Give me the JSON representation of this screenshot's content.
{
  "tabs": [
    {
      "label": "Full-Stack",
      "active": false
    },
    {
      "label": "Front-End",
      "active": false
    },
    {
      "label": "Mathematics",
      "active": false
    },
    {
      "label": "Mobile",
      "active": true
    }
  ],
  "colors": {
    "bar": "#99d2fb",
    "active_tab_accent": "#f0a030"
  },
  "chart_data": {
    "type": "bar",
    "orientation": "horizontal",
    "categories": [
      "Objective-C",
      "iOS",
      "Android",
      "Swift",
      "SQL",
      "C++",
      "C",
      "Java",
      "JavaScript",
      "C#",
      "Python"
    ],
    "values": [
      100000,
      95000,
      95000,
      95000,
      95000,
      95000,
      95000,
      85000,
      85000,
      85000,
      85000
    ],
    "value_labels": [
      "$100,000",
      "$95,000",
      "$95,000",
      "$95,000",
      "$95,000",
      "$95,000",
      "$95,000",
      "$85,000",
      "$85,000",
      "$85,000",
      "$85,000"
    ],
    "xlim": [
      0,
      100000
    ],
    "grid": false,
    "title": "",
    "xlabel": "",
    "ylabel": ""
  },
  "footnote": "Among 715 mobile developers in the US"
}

> Set problem
Could you quote the material above in full, exactly as it stands?

> Exercise response
Give me the JSON representation of this screenshot's content.
{
  "tabs": [
    {
      "label": "Full-Stack",
      "active": false
    },
    {
      "label": "Front-End",
      "active": false
    },
    {
      "label": "Mathematics",
      "active": false
    },
    {
      "label": "Mobile",
      "active": true
    }
  ],
  "colors": {
    "bar": "#99d2fb",
    "active_tab_accent": "#f0a030"
  },
  "chart_data": {
    "type": "bar",
    "orientation": "horizontal",
    "categories": [
      "Objective-C",
      "iOS",
      "Android",
      "Swift",
      "SQL",
      "C++",
      "C",
      "Java",
      "JavaScript",
      "C#",
      "Python"
    ],
    "values": [
      100000,
      95000,
      95000,
      95000,
      95000,
      95000,
      95000,
      85000,
      85000,
      85000,
      85000
    ],
    "value_labels": [
      "$100,000",
      "$95,000",
      "$95,000",
      "$95,000",
      "$95,000",
      "$95,000",
      "$95,000",
      "$85,000",
      "$85,000",
      "$85,000",
      "$85,000"
    ],
    "xlim": [
      0,
      100000
    ],
    "grid": false,
    "title": "",
    "xlabel": "",
    "ylabel": ""
  },
  "footnote": "Among 715 mobile developers in the US"
}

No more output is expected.